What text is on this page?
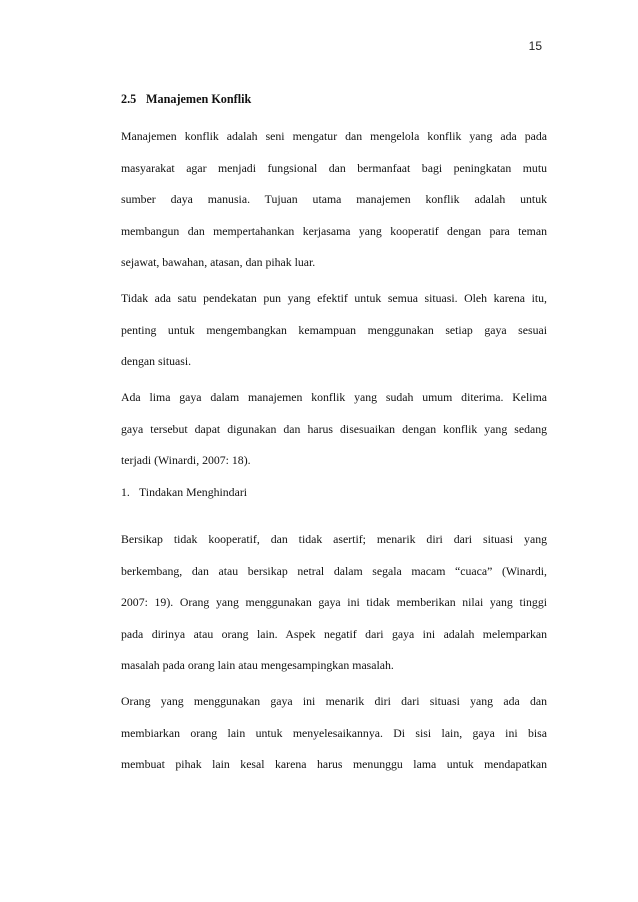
15
2.5 Manajemen Konflik
Manajemen konflik adalah seni mengatur dan mengelola konflik yang ada pada
masyarakat agar menjadi fungsional dan bermanfaat bagi peningkatan mutu
sumber daya manusia. Tujuan utama manajemen konflik adalah untuk
membangun dan mempertahankan kerjasama yang kooperatif dengan para teman
sejawat, bawahan, atasan, dan pihak luar.
Tidak ada satu pendekatan pun yang efektif untuk semua situasi. Oleh karena itu,
penting untuk mengembangkan kemampuan menggunakan setiap gaya sesuai
dengan situasi.
Ada lima gaya dalam manajemen konflik yang sudah umum diterima. Kelima
gaya tersebut dapat digunakan dan harus disesuaikan dengan konflik yang sedang
terjadi (Winardi, 2007: 18).
1. Tindakan Menghindari
Bersikap tidak kooperatif, dan tidak asertif; menarik diri dari situasi yang
berkembang, dan atau bersikap netral dalam segala macam “cuaca” (Winardi,
2007: 19). Orang yang menggunakan gaya ini tidak memberikan nilai yang tinggi
pada dirinya atau orang lain. Aspek negatif dari gaya ini adalah melemparkan
masalah pada orang lain atau mengesampingkan masalah.
Orang yang menggunakan gaya ini menarik diri dari situasi yang ada dan
membiarkan orang lain untuk menyelesaikannya. Di sisi lain, gaya ini bisa
membuat pihak lain kesal karena harus menunggu lama untuk mendapatkan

- - -

Find every line that includes the string "situasi". Report how many there are and nothing else.

4